PROBLEM REQUIREMENTS - Lines containing the word "this" are to be located and copied.

Start of DATA PROVIDED

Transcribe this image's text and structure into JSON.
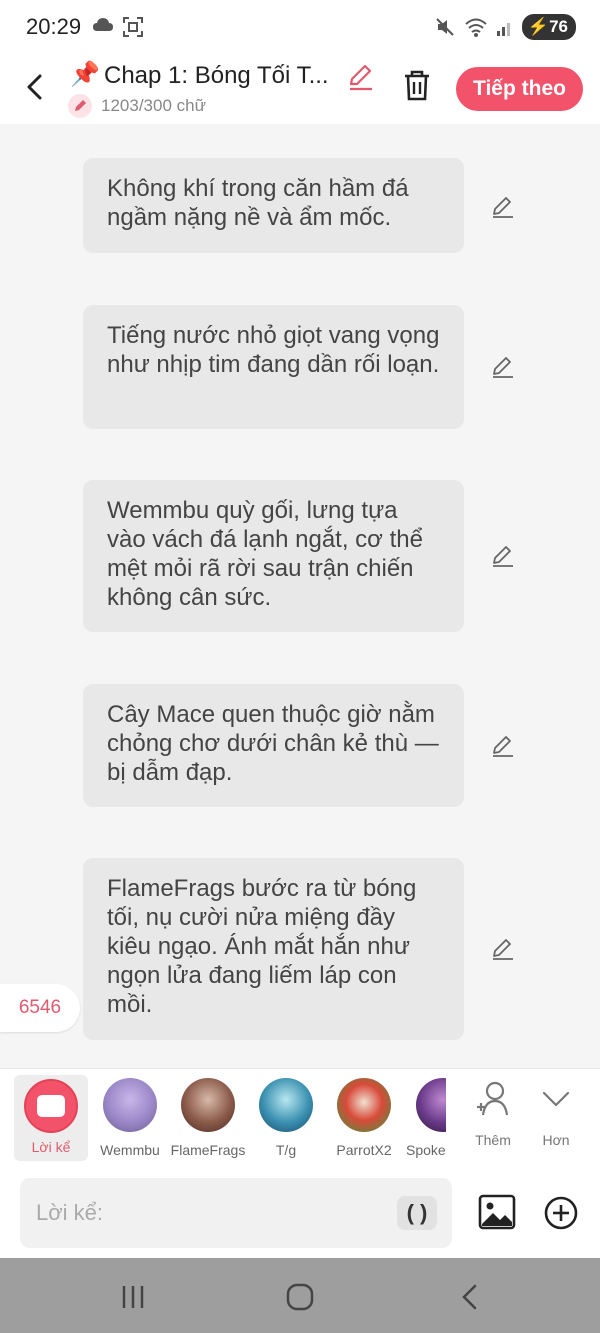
{
  "status_bar": {
    "time": "20:29",
    "battery": "76"
  },
  "header": {
    "title": "Chap 1: Bóng Tối T...",
    "word_count": "1203/300 chữ",
    "next_label": "Tiếp theo"
  },
  "messages": [
    {
      "text": "Không khí trong căn hầm đá ngầm nặng nề và ẩm mốc."
    },
    {
      "text": "Tiếng nước nhỏ giọt vang vọng như nhịp tim đang dần rối loạn."
    },
    {
      "text": "Wemmbu quỳ gối, lưng tựa vào vách đá lạnh ngắt, cơ thể mệt mỏi rã rời sau trận chiến không cân sức."
    },
    {
      "text": "Cây Mace quen thuộc giờ nằm chỏng chơ dưới chân kẻ thù — bị dẫm đạp."
    },
    {
      "text": "FlameFrags bước ra từ bóng tối, nụ cười nửa miệng đầy kiêu ngạo. Ánh mắt hắn như ngọn lửa đang liếm láp con mồi."
    }
  ],
  "count_badge": "6546",
  "characters": [
    {
      "name": "Lời kể",
      "icon": "narrator-icon",
      "color": "#f2536a"
    },
    {
      "name": "Wemmbu",
      "icon": "avatar",
      "color": "#9b87c8"
    },
    {
      "name": "FlameFrags",
      "icon": "avatar",
      "color": "#7a4a3a"
    },
    {
      "name": "T/g",
      "icon": "avatar",
      "color": "#3a8fb0"
    },
    {
      "name": "ParrotX2",
      "icon": "avatar",
      "color": "#d84a3a"
    },
    {
      "name": "Spoke",
      "icon": "avatar",
      "color": "#6a3a8a"
    }
  ],
  "more": {
    "add_label": "Thêm",
    "more_label": "Hơn"
  },
  "input": {
    "placeholder": "Lời kể:",
    "paren_label": "( )"
  }
}
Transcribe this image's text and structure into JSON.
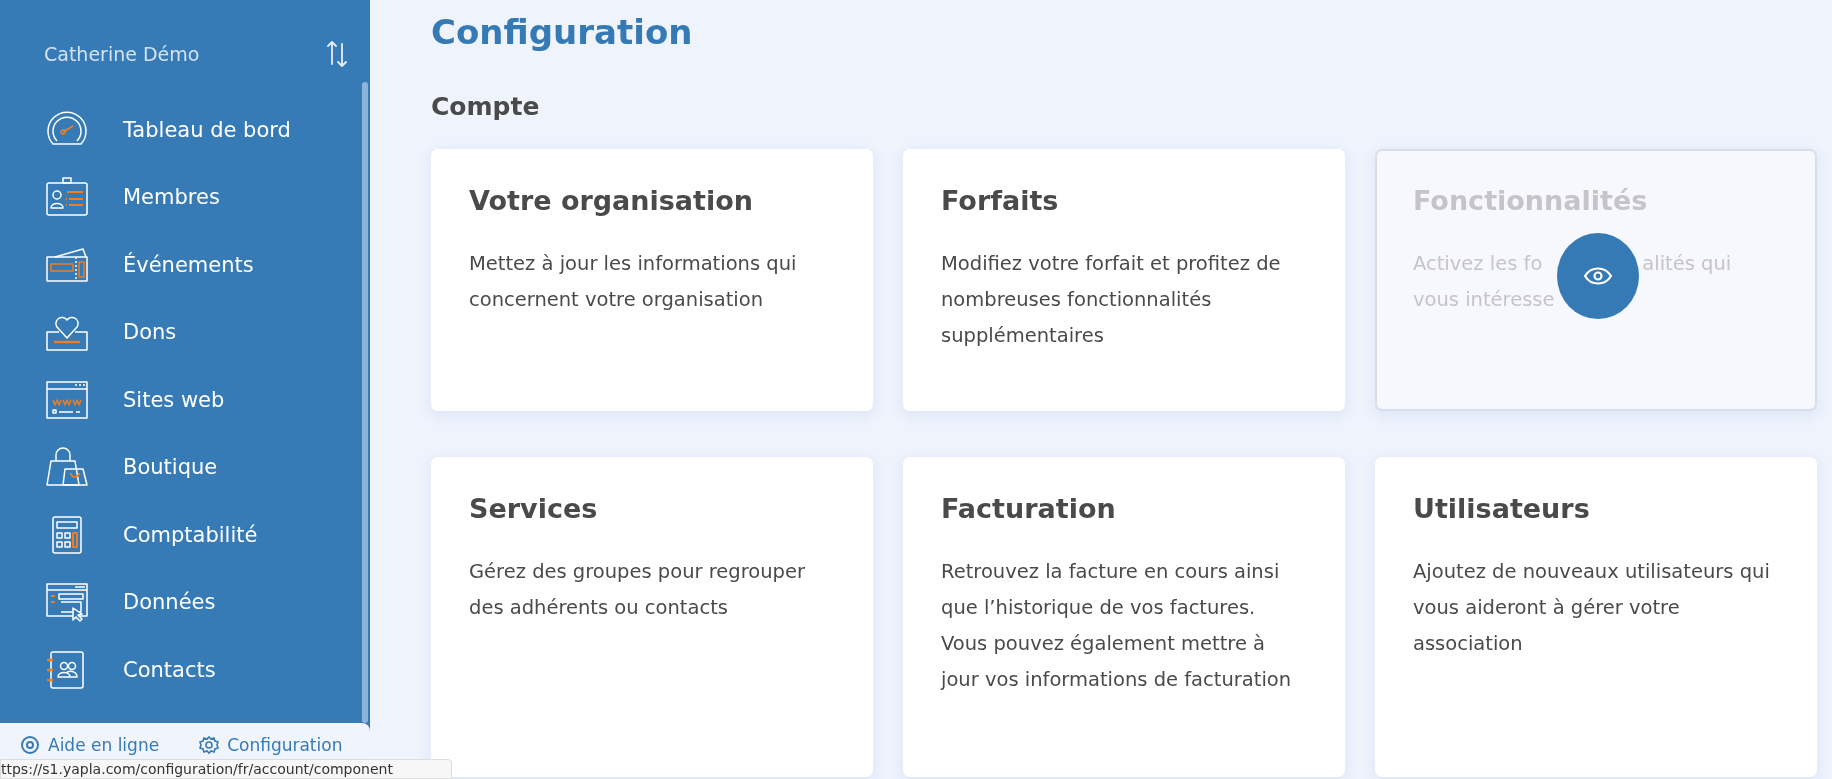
{
  "sidebar": {
    "user": "Catherine Démo",
    "items": [
      {
        "label": "Tableau de bord"
      },
      {
        "label": "Membres"
      },
      {
        "label": "Événements"
      },
      {
        "label": "Dons"
      },
      {
        "label": "Sites web"
      },
      {
        "label": "Boutique"
      },
      {
        "label": "Comptabilité"
      },
      {
        "label": "Données"
      },
      {
        "label": "Contacts"
      }
    ],
    "footer": [
      {
        "label": "Aide en ligne"
      },
      {
        "label": "Configuration"
      }
    ]
  },
  "page": {
    "title": "Configuration",
    "section": "Compte",
    "cards": [
      {
        "title": "Votre organisation",
        "description": "Mettez à jour les informations qui concernent votre organisation",
        "disabled": false
      },
      {
        "title": "Forfaits",
        "description": "Modifiez votre forfait et profitez de nombreuses fonctionnalités supplémentaires",
        "disabled": false
      },
      {
        "title": "Fonctionnalités",
        "description_lines": [
          [
            "Activez les fo",
            "alités qui"
          ],
          [
            "vous intéresse"
          ]
        ],
        "disabled": true
      },
      {
        "title": "Services",
        "description": "Gérez des groupes pour regrouper des adhérents ou contacts",
        "disabled": false
      },
      {
        "title": "Facturation",
        "description": "Retrouvez la facture en cours ainsi que l’historique de vos factures. Vous pouvez également mettre à jour vos informations de facturation",
        "disabled": false
      },
      {
        "title": "Utilisateurs",
        "description": "Ajoutez de nouveaux utilisateurs qui vous aideront à gérer votre association",
        "disabled": false
      }
    ]
  },
  "status_bar": {
    "url": "ttps://s1.yapla.com/configuration/fr/account/component"
  }
}
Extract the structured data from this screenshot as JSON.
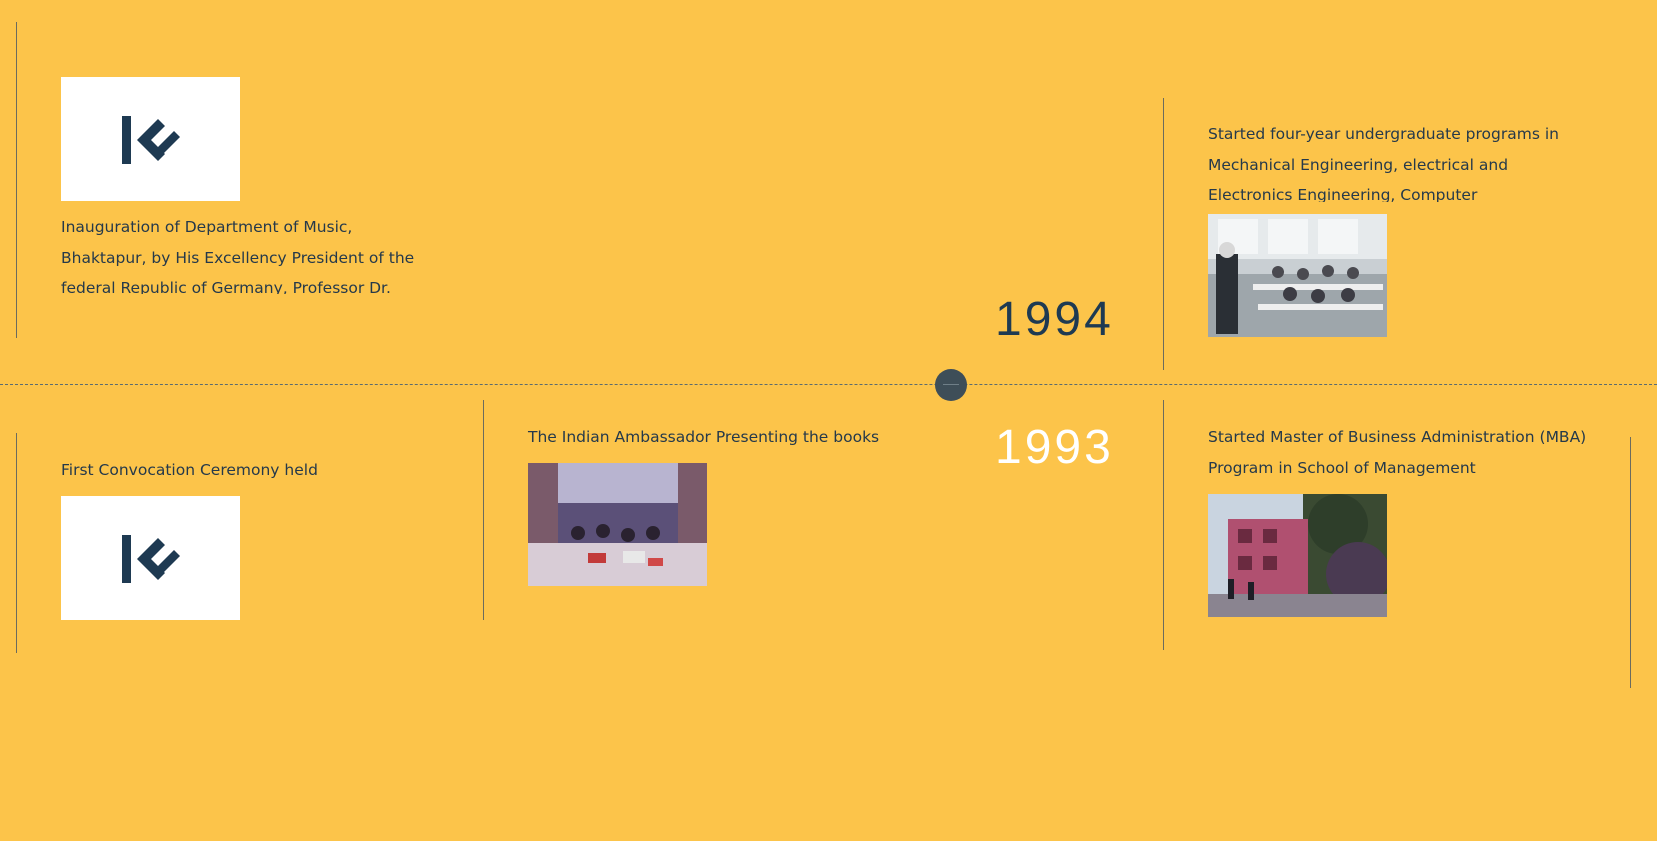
{
  "timeline": {
    "years": [
      {
        "label": "1994",
        "state": "past"
      },
      {
        "label": "1993",
        "state": "current"
      }
    ],
    "colors": {
      "background": "#fcc44a",
      "year_dark": "#1e3a52",
      "year_active": "#ffffff",
      "marker": "#3e4e58"
    }
  },
  "events_1994": [
    {
      "text": "Inauguration of Department of Music, Bhaktapur, by His Excellency President of the federal Republic of Germany, Professor Dr.",
      "media": "university-logo"
    },
    {
      "text": "Started four-year undergraduate programs in Mechanical Engineering, electrical and Electronics Engineering, Computer",
      "media": "classroom-photo"
    }
  ],
  "events_1993": [
    {
      "text": "First Convocation Ceremony held",
      "media": "university-logo"
    },
    {
      "text": "The Indian Ambassador Presenting the books",
      "media": "ceremony-photo"
    },
    {
      "text": "Started Master of Business Administration (MBA) Program in School of Management",
      "media": "campus-building-photo"
    }
  ]
}
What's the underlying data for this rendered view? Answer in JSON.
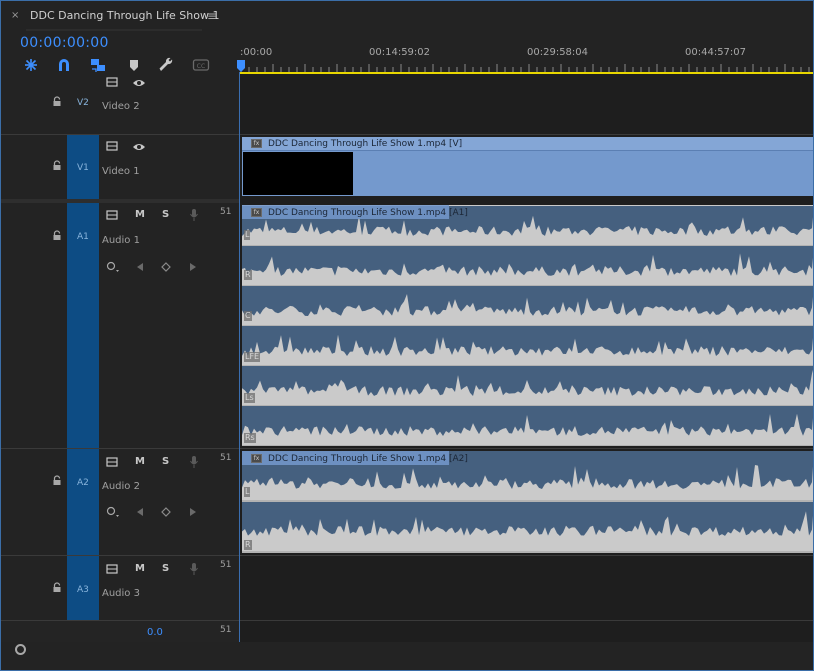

End of DATA PROVIDED

ANSWER IN FULL -
Transcribe this image's text and structure into JSON.
Transcribe this image's text and structure into JSON.
Extract the structured data from this screenshot as JSON.
What's the underlying data for this rendered view? Answer in JSON.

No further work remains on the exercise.